• [Aim]: Repeat the records word for word from their first line through the line containing "filter-section-added-within[interactable]: Added within", including both of those lines.

• [Working data]:
# # # #
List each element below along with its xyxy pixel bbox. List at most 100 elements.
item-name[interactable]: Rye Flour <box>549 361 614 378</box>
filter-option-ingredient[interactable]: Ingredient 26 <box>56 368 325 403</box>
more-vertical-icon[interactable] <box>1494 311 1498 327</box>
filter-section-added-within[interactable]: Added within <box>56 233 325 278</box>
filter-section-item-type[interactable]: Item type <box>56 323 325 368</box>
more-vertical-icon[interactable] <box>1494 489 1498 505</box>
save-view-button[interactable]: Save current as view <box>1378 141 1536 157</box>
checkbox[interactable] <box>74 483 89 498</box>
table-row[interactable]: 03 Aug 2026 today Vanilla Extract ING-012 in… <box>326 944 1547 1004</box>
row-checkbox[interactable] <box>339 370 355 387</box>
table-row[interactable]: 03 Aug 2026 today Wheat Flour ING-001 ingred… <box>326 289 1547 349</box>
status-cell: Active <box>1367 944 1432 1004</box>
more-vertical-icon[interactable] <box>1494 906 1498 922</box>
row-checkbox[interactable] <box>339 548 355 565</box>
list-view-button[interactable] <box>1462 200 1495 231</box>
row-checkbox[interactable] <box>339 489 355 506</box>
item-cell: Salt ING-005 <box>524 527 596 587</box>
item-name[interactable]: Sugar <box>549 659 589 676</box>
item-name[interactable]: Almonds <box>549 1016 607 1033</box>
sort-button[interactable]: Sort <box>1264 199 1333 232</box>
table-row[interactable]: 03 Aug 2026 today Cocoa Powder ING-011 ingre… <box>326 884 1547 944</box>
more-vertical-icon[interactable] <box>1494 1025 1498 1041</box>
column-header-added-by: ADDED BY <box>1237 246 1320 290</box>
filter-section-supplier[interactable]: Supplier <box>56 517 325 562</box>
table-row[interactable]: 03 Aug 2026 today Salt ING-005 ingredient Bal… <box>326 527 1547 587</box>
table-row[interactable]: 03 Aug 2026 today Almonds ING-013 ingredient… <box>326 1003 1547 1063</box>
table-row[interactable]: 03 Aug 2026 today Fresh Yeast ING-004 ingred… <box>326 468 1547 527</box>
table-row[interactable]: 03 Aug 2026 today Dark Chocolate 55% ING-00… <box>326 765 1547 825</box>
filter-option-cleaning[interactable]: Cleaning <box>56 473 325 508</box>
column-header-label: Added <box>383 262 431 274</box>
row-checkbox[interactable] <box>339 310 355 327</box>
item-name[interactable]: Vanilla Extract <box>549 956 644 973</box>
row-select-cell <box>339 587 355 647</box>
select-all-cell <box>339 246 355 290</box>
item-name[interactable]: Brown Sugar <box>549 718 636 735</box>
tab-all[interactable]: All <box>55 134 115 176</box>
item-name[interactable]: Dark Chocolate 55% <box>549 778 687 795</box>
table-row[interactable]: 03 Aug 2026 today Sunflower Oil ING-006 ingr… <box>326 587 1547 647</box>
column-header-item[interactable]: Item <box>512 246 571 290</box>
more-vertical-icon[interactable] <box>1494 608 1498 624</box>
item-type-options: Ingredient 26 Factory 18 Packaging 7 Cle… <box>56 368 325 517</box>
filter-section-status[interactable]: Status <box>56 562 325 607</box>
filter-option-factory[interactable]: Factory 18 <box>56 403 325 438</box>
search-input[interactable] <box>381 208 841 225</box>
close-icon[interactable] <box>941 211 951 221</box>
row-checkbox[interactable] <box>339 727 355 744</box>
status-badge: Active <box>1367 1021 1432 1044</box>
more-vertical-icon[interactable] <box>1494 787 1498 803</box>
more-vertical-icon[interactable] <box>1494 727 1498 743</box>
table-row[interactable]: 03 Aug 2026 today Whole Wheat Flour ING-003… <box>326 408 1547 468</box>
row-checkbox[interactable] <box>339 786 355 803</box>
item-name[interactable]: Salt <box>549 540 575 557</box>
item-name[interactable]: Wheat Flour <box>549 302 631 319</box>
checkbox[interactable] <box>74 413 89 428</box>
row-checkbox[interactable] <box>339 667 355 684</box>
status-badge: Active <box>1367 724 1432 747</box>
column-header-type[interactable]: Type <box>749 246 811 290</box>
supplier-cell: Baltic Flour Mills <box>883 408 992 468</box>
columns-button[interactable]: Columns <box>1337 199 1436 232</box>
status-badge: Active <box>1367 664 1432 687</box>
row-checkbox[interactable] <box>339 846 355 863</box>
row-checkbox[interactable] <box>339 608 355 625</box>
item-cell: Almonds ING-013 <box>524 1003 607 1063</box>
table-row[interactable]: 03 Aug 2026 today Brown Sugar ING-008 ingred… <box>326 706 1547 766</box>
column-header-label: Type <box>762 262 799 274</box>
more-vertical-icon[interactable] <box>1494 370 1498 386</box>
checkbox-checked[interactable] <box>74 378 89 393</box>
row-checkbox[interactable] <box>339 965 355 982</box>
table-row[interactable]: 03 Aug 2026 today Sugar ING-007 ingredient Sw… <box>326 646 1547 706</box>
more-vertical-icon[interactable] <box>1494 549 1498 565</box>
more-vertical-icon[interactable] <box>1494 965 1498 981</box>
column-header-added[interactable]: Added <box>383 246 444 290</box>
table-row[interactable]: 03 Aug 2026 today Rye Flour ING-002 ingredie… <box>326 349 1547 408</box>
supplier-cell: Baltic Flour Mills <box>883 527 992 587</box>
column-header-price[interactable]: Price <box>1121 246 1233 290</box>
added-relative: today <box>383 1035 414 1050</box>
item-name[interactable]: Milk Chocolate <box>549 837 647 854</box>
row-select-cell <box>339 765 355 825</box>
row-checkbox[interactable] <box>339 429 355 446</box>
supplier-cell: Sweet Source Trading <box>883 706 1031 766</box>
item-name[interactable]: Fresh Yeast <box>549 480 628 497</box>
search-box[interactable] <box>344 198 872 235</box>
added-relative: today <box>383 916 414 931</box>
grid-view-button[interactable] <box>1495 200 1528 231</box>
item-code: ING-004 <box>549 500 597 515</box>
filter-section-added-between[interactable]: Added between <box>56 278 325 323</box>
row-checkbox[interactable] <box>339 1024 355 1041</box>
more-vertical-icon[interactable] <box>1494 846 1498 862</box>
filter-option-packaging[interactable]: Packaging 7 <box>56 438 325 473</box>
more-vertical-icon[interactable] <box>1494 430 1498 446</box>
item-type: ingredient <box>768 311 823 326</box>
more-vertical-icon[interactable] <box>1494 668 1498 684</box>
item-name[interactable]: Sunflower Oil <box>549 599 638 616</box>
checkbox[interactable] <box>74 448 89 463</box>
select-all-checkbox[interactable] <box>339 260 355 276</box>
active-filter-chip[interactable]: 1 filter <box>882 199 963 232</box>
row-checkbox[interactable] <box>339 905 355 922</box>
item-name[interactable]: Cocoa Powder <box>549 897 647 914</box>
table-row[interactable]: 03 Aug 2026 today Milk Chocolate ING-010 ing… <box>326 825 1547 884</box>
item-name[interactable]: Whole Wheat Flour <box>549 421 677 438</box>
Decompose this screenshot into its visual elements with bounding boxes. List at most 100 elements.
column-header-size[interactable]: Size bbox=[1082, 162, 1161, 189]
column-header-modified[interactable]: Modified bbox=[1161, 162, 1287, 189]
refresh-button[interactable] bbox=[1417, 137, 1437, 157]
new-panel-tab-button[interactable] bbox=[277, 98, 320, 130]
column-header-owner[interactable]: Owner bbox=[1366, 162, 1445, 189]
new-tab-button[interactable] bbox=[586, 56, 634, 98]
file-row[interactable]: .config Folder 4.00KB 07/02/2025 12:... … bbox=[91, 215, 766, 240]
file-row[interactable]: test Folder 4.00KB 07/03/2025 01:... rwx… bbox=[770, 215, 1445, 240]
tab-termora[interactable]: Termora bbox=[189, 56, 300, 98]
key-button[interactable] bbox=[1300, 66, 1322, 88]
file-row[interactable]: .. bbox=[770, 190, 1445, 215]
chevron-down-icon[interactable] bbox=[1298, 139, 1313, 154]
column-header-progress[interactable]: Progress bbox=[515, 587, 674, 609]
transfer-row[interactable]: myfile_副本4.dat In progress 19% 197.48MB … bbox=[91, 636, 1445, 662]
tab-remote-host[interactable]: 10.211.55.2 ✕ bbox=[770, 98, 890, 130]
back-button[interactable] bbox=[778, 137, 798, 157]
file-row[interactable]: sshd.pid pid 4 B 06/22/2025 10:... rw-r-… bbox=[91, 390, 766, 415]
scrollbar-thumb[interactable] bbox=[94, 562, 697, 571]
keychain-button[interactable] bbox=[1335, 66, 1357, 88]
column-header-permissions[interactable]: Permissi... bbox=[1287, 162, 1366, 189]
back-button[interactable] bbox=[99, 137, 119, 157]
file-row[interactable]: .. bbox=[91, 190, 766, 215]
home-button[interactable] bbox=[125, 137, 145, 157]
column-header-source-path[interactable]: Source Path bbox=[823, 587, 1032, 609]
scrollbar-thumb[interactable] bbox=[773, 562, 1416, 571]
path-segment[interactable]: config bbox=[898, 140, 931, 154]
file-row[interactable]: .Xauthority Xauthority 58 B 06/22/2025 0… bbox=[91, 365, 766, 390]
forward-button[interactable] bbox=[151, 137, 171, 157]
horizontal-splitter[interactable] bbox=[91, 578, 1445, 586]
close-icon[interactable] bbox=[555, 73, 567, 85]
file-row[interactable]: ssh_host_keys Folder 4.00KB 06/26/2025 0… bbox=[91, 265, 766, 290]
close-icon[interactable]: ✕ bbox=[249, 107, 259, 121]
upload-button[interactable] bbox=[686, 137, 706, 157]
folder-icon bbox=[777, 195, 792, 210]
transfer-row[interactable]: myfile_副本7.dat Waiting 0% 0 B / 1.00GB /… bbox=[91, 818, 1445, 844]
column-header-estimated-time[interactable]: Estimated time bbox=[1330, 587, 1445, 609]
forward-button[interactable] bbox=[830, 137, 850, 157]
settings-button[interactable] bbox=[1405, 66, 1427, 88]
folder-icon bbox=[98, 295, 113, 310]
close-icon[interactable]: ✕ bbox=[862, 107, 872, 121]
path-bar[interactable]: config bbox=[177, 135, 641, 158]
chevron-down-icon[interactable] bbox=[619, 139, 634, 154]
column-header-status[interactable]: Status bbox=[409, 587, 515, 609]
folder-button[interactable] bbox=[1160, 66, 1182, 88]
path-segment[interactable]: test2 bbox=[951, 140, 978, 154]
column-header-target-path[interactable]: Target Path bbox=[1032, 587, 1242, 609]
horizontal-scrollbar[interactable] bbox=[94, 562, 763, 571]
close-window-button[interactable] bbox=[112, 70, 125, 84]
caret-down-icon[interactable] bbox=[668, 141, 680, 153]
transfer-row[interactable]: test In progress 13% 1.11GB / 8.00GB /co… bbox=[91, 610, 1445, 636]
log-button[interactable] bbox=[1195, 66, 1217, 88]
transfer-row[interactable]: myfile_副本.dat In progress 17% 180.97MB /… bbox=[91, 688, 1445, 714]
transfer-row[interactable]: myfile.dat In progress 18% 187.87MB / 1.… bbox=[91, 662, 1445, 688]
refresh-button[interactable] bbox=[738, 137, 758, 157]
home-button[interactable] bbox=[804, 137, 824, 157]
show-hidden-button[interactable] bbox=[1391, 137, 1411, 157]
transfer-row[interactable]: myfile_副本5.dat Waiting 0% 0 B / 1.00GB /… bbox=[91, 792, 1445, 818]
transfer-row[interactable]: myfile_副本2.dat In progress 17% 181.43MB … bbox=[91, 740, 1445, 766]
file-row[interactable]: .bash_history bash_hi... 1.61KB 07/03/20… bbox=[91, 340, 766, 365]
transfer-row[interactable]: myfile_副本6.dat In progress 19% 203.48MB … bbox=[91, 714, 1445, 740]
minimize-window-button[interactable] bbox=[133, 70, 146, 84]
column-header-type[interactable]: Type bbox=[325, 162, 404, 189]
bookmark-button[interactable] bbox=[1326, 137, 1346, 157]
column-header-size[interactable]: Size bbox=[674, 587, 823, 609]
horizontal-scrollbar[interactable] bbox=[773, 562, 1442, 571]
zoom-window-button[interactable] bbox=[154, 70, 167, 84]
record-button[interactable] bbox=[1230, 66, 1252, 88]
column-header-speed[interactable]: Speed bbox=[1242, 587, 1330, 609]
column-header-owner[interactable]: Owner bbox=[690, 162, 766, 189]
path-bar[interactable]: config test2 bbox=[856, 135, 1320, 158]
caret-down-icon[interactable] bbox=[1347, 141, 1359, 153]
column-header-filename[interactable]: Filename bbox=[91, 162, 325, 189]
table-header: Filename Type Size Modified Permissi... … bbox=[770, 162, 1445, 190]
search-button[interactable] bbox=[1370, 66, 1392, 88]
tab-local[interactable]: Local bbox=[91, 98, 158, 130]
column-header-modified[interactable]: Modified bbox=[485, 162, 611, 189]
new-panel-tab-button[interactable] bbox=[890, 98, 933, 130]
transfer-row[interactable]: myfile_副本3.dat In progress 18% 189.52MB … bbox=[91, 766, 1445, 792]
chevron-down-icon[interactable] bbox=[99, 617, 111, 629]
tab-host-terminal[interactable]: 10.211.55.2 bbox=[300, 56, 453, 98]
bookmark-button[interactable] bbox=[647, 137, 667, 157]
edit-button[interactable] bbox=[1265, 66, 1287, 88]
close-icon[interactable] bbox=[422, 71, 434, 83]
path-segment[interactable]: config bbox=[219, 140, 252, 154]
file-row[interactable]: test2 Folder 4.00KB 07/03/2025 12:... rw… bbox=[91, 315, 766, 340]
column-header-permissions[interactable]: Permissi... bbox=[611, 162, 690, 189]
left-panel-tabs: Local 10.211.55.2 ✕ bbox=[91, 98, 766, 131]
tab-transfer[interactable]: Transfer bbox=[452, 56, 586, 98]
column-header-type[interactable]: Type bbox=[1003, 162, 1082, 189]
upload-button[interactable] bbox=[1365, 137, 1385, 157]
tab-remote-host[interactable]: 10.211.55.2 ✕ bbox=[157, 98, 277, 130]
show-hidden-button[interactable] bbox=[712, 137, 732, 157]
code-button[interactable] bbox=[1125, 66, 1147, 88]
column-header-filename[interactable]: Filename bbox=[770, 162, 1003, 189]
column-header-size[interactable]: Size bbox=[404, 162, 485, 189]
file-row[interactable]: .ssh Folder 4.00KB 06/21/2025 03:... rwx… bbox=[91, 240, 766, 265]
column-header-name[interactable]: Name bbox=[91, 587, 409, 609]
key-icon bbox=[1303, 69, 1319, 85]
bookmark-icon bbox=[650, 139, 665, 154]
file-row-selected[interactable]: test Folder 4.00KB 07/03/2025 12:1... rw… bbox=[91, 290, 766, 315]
# # # #
• [Result]:
List each element below along with its xyxy pixel bbox. List at most 100 elements.
item-name[interactable]: Rye Flour <box>549 361 614 378</box>
filter-option-ingredient[interactable]: Ingredient 26 <box>56 368 325 403</box>
more-vertical-icon[interactable] <box>1494 311 1498 327</box>
filter-section-added-within[interactable]: Added within <box>56 233 325 278</box>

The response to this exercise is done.